*Directions for this task*. Pictures should be excluded; otherwise, copy every entry exactly.

*Records supplied*.
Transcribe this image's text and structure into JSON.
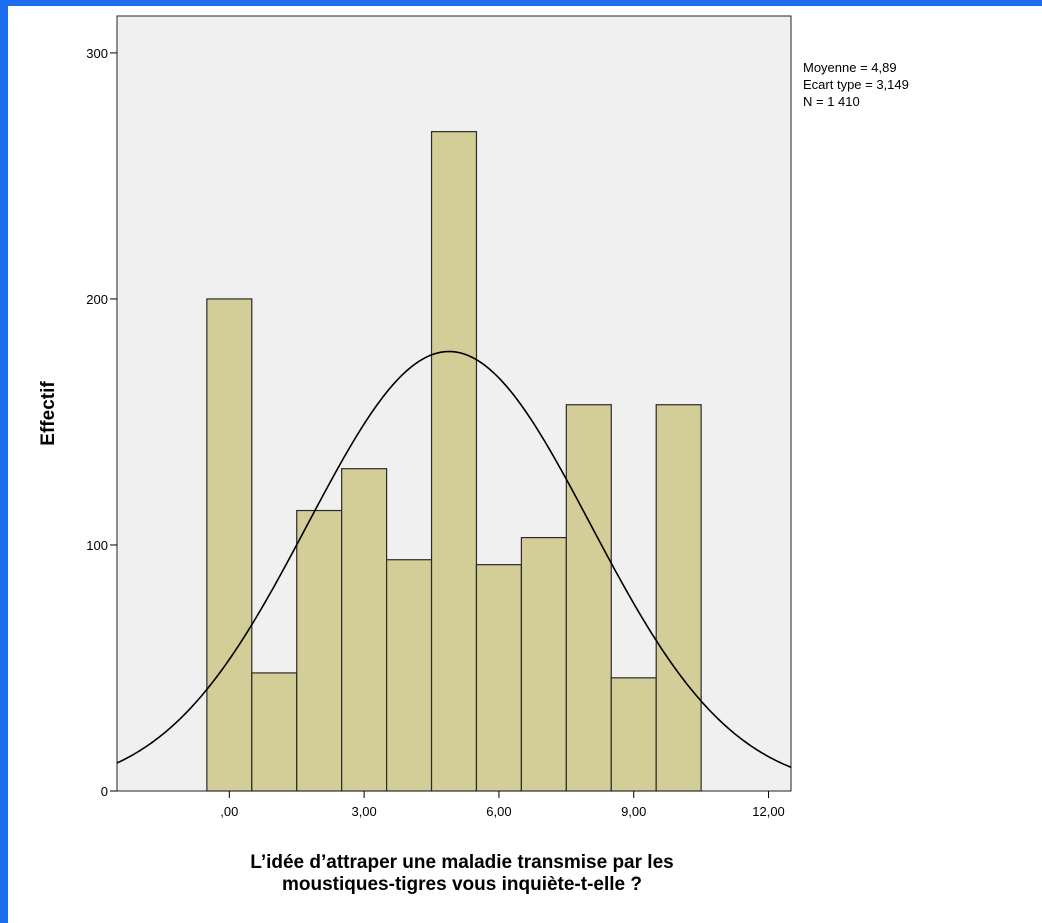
{
  "chart_data": {
    "type": "bar",
    "subtype": "histogram",
    "title": "",
    "xlabel": [
      "L’idée d’attraper une maladie transmise par les",
      "moustiques-tigres vous inquiète-t-elle ?"
    ],
    "ylabel": "Effectif",
    "x_ticks": [
      ",00",
      "3,00",
      "6,00",
      "9,00",
      "12,00"
    ],
    "x_tick_values": [
      0,
      3,
      6,
      9,
      12
    ],
    "y_ticks": [
      "0",
      "100",
      "200",
      "300"
    ],
    "y_tick_values": [
      0,
      100,
      200,
      300
    ],
    "xlim": [
      -2.5,
      12.5
    ],
    "ylim": [
      0,
      315
    ],
    "bin_width": 1,
    "bins": [
      0,
      1,
      2,
      3,
      4,
      5,
      6,
      7,
      8,
      9,
      10
    ],
    "values": [
      200,
      48,
      114,
      131,
      94,
      268,
      92,
      103,
      157,
      46,
      157
    ],
    "normal_curve": {
      "mean": 4.89,
      "std": 3.149,
      "n": 1410
    },
    "stats_lines": [
      "Moyenne = 4,89",
      "Ecart type = 3,149",
      "N = 1 410"
    ],
    "grid": false,
    "colors": {
      "bar_fill": "#d3cd97",
      "bar_stroke": "#2b2b2b",
      "plot_bg": "#f0f0f0",
      "curve": "#000000"
    }
  }
}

*Full response*.
Transcribe this image's text and structure into JSON.
{
  "chart_data": {
    "type": "bar",
    "subtype": "histogram",
    "title": "",
    "xlabel": [
      "L’idée d’attraper une maladie transmise par les",
      "moustiques-tigres vous inquiète-t-elle ?"
    ],
    "ylabel": "Effectif",
    "x_ticks": [
      ",00",
      "3,00",
      "6,00",
      "9,00",
      "12,00"
    ],
    "x_tick_values": [
      0,
      3,
      6,
      9,
      12
    ],
    "y_ticks": [
      "0",
      "100",
      "200",
      "300"
    ],
    "y_tick_values": [
      0,
      100,
      200,
      300
    ],
    "xlim": [
      -2.5,
      12.5
    ],
    "ylim": [
      0,
      315
    ],
    "bin_width": 1,
    "bins": [
      0,
      1,
      2,
      3,
      4,
      5,
      6,
      7,
      8,
      9,
      10
    ],
    "values": [
      200,
      48,
      114,
      131,
      94,
      268,
      92,
      103,
      157,
      46,
      157
    ],
    "normal_curve": {
      "mean": 4.89,
      "std": 3.149,
      "n": 1410
    },
    "stats_lines": [
      "Moyenne = 4,89",
      "Ecart type = 3,149",
      "N = 1 410"
    ],
    "grid": false,
    "colors": {
      "bar_fill": "#d3cd97",
      "bar_stroke": "#2b2b2b",
      "plot_bg": "#f0f0f0",
      "curve": "#000000"
    }
  }
}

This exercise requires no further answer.